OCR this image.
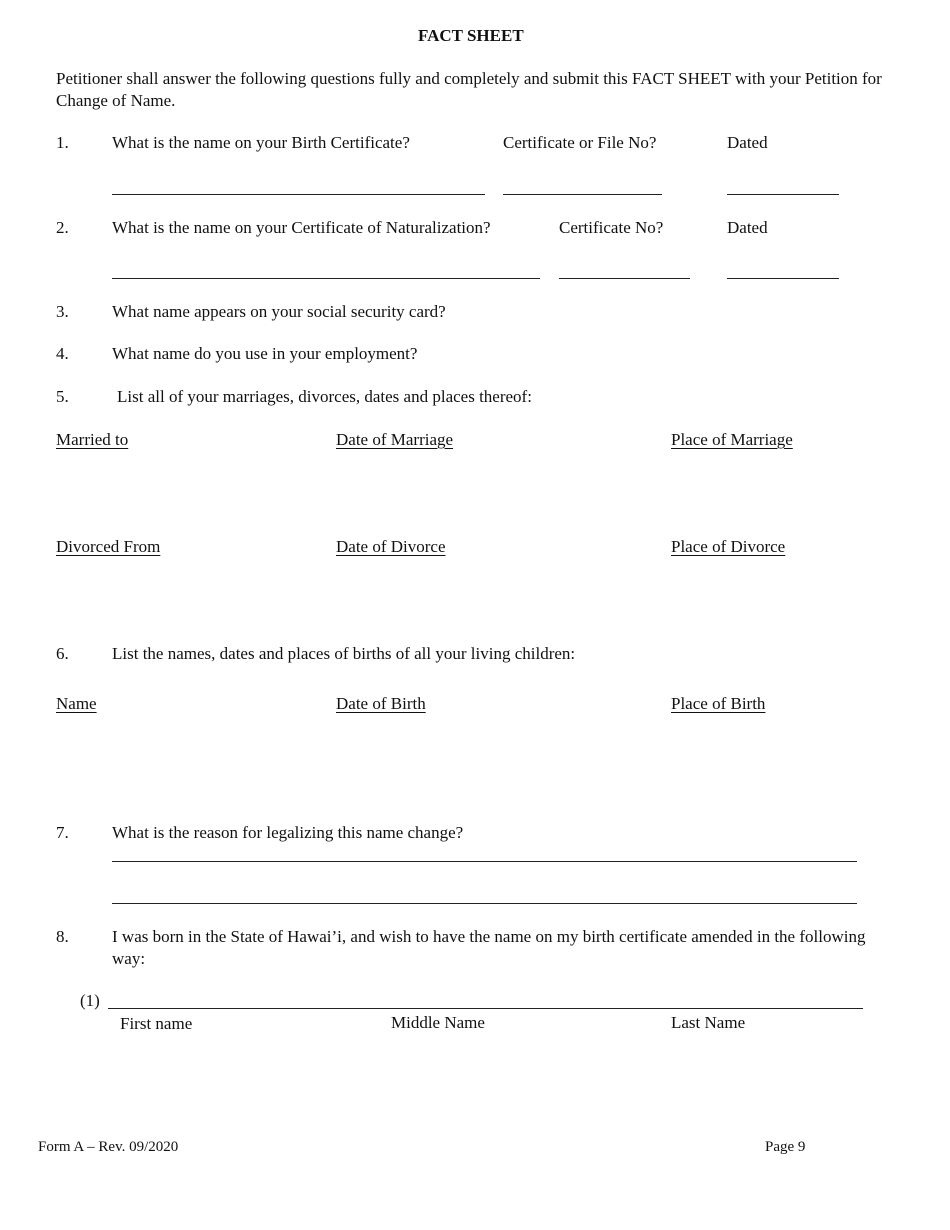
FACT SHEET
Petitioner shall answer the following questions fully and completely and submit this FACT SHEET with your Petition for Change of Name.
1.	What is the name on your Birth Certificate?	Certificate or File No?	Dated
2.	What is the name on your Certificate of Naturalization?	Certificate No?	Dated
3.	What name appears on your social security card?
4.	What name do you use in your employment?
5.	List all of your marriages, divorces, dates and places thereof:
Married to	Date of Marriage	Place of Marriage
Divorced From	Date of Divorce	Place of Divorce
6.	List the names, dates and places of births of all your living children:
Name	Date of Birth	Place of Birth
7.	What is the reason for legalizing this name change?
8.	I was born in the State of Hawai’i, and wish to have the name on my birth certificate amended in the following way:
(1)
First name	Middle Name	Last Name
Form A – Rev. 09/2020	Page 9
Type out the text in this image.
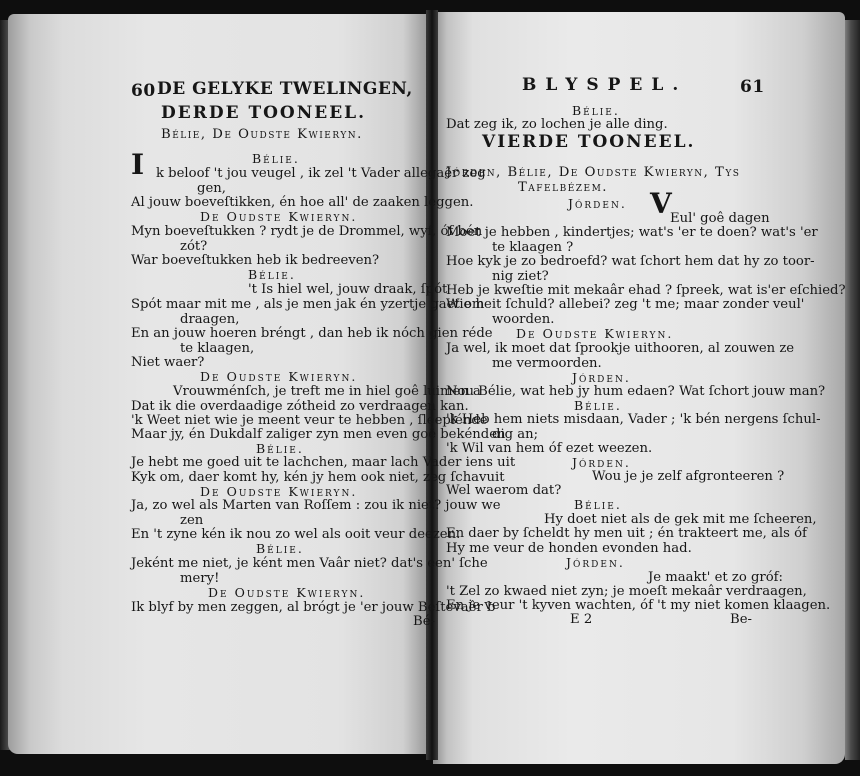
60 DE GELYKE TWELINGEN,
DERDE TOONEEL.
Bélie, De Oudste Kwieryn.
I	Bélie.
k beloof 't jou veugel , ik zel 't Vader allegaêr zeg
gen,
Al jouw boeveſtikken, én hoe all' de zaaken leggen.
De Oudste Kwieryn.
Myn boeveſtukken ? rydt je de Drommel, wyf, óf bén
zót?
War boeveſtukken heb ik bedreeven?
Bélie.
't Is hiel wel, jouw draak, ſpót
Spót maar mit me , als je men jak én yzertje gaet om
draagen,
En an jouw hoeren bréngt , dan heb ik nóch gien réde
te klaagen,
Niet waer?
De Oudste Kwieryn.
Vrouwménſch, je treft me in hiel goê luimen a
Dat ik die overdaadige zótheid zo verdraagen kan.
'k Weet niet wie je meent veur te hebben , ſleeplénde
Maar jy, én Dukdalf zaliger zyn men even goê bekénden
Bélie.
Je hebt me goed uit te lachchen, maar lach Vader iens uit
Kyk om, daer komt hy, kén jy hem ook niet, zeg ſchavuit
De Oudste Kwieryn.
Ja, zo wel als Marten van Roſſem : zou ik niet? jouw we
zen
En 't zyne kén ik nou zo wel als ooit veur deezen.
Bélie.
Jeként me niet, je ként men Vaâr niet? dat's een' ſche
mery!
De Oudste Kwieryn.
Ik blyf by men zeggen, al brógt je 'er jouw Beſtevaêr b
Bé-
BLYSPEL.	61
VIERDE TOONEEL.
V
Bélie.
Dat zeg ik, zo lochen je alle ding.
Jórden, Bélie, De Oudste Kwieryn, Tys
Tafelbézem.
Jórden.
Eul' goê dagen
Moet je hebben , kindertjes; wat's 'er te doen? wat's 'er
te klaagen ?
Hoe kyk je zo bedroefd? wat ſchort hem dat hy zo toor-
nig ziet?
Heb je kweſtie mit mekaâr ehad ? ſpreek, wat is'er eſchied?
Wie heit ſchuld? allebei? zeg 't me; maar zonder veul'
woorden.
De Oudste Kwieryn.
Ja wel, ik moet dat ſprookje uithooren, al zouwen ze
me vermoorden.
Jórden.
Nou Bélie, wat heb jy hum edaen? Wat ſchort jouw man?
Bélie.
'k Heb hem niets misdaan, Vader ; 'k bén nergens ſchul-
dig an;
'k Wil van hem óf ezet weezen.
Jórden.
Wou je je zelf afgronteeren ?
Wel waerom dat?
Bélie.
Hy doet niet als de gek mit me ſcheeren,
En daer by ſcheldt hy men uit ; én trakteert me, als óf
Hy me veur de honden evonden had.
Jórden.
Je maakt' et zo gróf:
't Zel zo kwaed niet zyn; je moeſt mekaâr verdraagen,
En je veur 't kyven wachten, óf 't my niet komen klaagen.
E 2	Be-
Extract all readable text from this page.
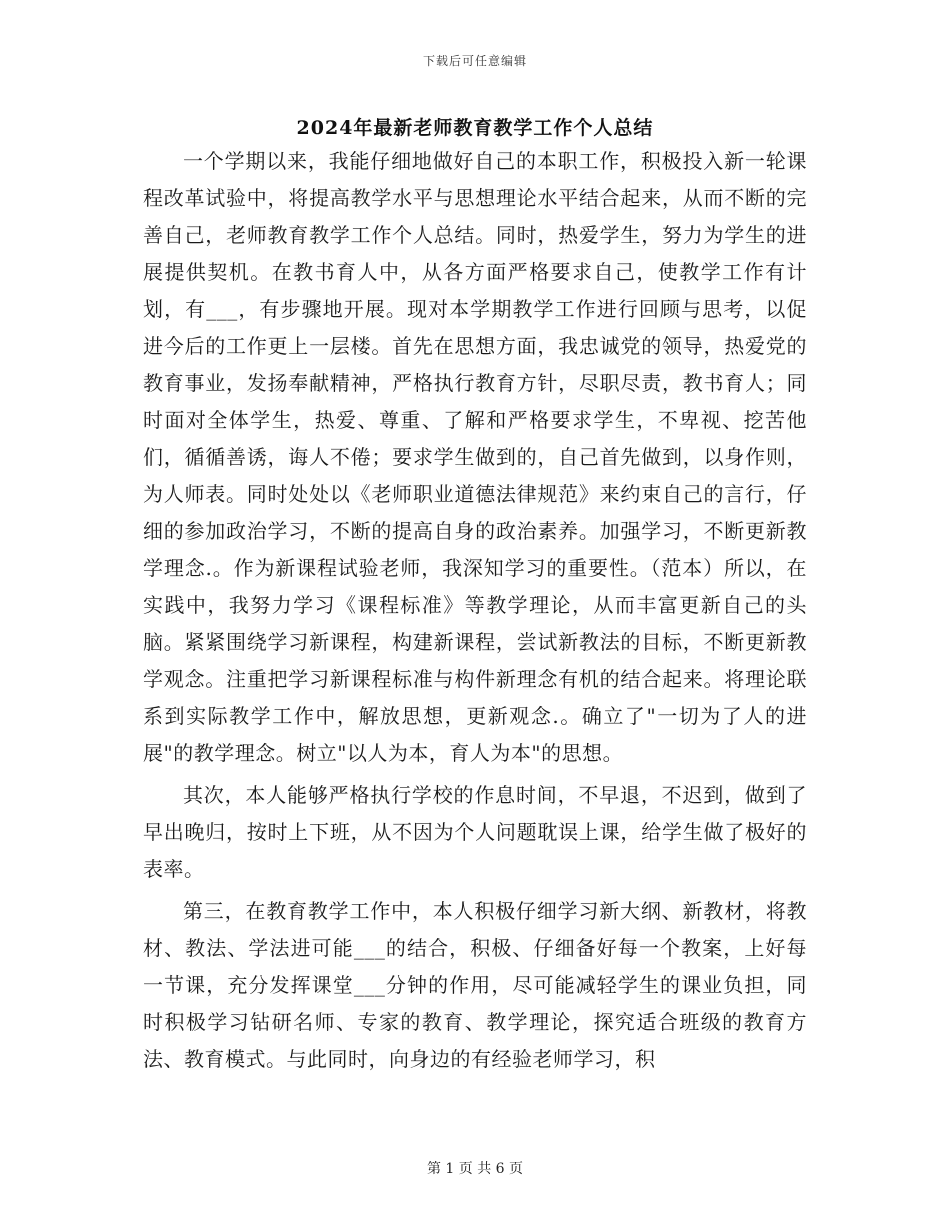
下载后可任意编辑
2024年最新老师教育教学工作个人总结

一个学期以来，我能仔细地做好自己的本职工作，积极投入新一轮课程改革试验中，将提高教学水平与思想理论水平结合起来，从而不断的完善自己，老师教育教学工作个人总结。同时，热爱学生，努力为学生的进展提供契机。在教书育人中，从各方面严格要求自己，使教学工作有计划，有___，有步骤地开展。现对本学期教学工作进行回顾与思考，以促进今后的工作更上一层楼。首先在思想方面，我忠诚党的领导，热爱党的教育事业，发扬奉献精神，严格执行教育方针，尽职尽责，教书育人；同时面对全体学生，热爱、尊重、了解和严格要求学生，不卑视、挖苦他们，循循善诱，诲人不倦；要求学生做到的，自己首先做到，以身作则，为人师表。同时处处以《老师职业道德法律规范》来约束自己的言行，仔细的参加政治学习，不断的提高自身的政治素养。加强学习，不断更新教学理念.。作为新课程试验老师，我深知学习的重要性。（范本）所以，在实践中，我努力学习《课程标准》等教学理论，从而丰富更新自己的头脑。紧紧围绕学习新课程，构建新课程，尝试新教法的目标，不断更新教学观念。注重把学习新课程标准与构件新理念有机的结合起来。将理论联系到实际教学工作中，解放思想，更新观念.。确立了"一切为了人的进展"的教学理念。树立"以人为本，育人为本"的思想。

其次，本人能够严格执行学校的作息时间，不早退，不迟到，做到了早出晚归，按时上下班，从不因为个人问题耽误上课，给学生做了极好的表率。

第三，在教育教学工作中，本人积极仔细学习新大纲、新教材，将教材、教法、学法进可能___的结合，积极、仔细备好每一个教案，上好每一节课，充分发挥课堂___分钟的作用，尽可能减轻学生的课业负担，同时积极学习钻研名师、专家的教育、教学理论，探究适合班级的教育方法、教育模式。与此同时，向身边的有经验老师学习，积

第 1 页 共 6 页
################
Say, as a single number and nothing more, how many lines of the entries contain the word "veur".

## Task answer:
4